→ **Exercise instructions**: Are you able to retype all the records below exactly?

→ **Exercise data**:
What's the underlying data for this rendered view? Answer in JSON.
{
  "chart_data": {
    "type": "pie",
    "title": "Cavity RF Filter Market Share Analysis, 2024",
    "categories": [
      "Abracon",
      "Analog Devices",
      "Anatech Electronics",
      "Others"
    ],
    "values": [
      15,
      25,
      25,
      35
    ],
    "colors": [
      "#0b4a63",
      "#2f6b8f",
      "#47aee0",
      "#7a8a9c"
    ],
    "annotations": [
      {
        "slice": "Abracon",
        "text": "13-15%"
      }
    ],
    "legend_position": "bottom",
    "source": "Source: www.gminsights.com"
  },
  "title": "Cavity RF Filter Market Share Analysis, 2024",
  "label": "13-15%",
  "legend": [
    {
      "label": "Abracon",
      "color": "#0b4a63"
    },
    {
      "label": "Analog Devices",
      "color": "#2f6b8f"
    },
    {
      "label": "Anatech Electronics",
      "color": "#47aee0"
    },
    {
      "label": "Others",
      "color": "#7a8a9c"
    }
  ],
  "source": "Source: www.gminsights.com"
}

→ **Task result**:
What's the underlying data for this rendered view? Answer in JSON.
{
  "chart_data": {
    "type": "pie",
    "title": "Cavity RF Filter Market Share Analysis, 2024",
    "categories": [
      "Abracon",
      "Analog Devices",
      "Anatech Electronics",
      "Others"
    ],
    "values": [
      15,
      25,
      25,
      35
    ],
    "colors": [
      "#0b4a63",
      "#2f6b8f",
      "#47aee0",
      "#7a8a9c"
    ],
    "annotations": [
      {
        "slice": "Abracon",
        "text": "13-15%"
      }
    ],
    "legend_position": "bottom",
    "source": "Source: www.gminsights.com"
  },
  "title": "Cavity RF Filter Market Share Analysis, 2024",
  "label": "13-15%",
  "legend": [
    {
      "label": "Abracon",
      "color": "#0b4a63"
    },
    {
      "label": "Analog Devices",
      "color": "#2f6b8f"
    },
    {
      "label": "Anatech Electronics",
      "color": "#47aee0"
    },
    {
      "label": "Others",
      "color": "#7a8a9c"
    }
  ],
  "source": "Source: www.gminsights.com"
}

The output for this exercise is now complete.